WORK REQUEST: Using the article about Brad Horton, explain in one to three sentences why he moved from middle linebacker to the weakside during the last week of spring, and why he didn't mind the switch.

EXTRACTED TEXT:
● ● ●
Horton Likes Early Look of Dog Defense

Sure, speed, strength, and size matter. Quickness and agility make a difference. But the way Brad Horton sees it, to be a good linebacker at Mississippi State requires one other attribute.<P> Vision. Covering all 360 degrees.

"I think you have to have four eyes, really," Horton says. "For all sides and back and front. We work every day on keeping our eyes on a swivel, so you can see everything sideline-to-sideline."

And until State starts issuing helmets with wrap-around radar, the sophomore plans to keep a close eye on everything that happens between the lines in 2004. Besides, Horton expects to enjoy the view much more this year. Not only has he been promoted to a starting job at weakside ‘backer, but he believes the move coincides with a resurgence of Bulldog defense.

At least that's the impression he has taken from the first two weeks of preseason camp. "Practices have been going good for us. We're working hard, just hoping to have a great season this year."

Horton is one key to an improved defensive unit this year, as well as a rising talent in the MSU system. Forced into duty as a true freshman last fall, the Columbus, Ga., native first took the field on special teams and eventually got substitute snaps at inside linebacker.

A productive spring session under a new regime pushed Horton's name to the top of the depth chart, where he is booked to open the season. "This year has changed a lot for me. Now I've got to play a bigger role for the team. I see myself playing a big role on defense and on special teams to help this team win."

He also now thinks the weakside is a winning move for his career. Horton began spring at #1 middle linebacker, then the last week moved outside so Marvin Byrdsong could take inside. No problem, he says, since Horton really doesn't see a lot of difference.

"Middle and weakside are basically the same. I have to cover more receivers but it's mostly the same. I like it. I figure it suits my personality. I played both middle and the same, it's different philosophies."
● ● ●
SOURCE INFORMATION:
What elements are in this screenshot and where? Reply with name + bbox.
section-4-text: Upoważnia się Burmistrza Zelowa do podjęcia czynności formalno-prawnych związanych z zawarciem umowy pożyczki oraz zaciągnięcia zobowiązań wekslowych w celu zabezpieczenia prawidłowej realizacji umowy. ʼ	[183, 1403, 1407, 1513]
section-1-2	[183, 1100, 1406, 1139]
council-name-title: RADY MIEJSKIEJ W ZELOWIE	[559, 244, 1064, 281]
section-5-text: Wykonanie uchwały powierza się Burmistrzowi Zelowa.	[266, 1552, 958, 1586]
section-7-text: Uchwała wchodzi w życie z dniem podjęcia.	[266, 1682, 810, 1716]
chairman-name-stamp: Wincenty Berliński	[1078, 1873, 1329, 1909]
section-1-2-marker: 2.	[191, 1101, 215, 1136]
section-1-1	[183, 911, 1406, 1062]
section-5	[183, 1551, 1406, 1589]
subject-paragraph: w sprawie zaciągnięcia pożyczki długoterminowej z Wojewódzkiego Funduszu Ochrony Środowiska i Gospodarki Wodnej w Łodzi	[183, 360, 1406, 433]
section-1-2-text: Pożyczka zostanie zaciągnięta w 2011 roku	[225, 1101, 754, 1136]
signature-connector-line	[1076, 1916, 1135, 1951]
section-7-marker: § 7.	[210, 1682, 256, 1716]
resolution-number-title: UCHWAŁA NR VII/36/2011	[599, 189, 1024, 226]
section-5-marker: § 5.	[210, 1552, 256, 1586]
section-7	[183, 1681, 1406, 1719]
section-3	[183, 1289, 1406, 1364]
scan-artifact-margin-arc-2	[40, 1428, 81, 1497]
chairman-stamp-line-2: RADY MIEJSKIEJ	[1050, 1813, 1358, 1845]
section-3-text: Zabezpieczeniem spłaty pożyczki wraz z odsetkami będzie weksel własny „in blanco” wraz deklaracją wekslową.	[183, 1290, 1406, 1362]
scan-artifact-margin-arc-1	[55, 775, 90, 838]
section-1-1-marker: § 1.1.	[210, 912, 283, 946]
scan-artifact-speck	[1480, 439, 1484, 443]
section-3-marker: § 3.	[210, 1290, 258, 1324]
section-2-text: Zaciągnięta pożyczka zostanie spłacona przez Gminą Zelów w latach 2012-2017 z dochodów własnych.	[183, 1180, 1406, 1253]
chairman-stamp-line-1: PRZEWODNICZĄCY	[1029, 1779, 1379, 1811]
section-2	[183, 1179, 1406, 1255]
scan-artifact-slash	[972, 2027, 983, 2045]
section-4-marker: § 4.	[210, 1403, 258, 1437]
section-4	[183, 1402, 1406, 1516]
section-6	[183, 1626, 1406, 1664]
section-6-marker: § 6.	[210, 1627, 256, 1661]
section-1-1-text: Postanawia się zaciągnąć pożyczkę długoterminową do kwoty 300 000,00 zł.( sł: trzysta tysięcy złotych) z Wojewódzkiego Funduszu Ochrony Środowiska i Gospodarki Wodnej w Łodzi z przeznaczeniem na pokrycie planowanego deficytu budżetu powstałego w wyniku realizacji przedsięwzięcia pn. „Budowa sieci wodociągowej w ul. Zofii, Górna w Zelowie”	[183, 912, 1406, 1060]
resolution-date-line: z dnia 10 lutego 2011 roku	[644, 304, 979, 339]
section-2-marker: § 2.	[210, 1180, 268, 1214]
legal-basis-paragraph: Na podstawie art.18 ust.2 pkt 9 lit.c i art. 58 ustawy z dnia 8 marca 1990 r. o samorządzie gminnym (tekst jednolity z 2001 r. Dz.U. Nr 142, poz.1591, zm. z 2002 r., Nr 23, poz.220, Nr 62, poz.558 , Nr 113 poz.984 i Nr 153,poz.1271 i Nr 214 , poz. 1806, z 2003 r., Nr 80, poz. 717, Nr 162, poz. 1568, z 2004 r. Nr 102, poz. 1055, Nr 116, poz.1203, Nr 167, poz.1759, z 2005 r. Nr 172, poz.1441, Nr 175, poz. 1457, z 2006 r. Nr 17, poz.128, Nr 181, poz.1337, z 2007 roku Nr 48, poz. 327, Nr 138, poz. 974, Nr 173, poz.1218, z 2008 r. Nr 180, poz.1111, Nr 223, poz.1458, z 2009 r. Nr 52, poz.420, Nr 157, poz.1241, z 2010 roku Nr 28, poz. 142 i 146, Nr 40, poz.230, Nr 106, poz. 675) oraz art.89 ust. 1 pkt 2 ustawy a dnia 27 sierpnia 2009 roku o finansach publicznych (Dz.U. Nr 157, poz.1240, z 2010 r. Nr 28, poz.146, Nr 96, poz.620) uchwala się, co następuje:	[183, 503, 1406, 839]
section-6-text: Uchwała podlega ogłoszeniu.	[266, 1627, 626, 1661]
● ● ●
SOLUTION FOR THIS EXERCISE: Horton moved outside so that Marvin Byrdsong could take the inside spot. He had no problem with it because he doesn't see much difference between the two positions. He finds them basically the same, apart from having more receivers to cover on the weakside.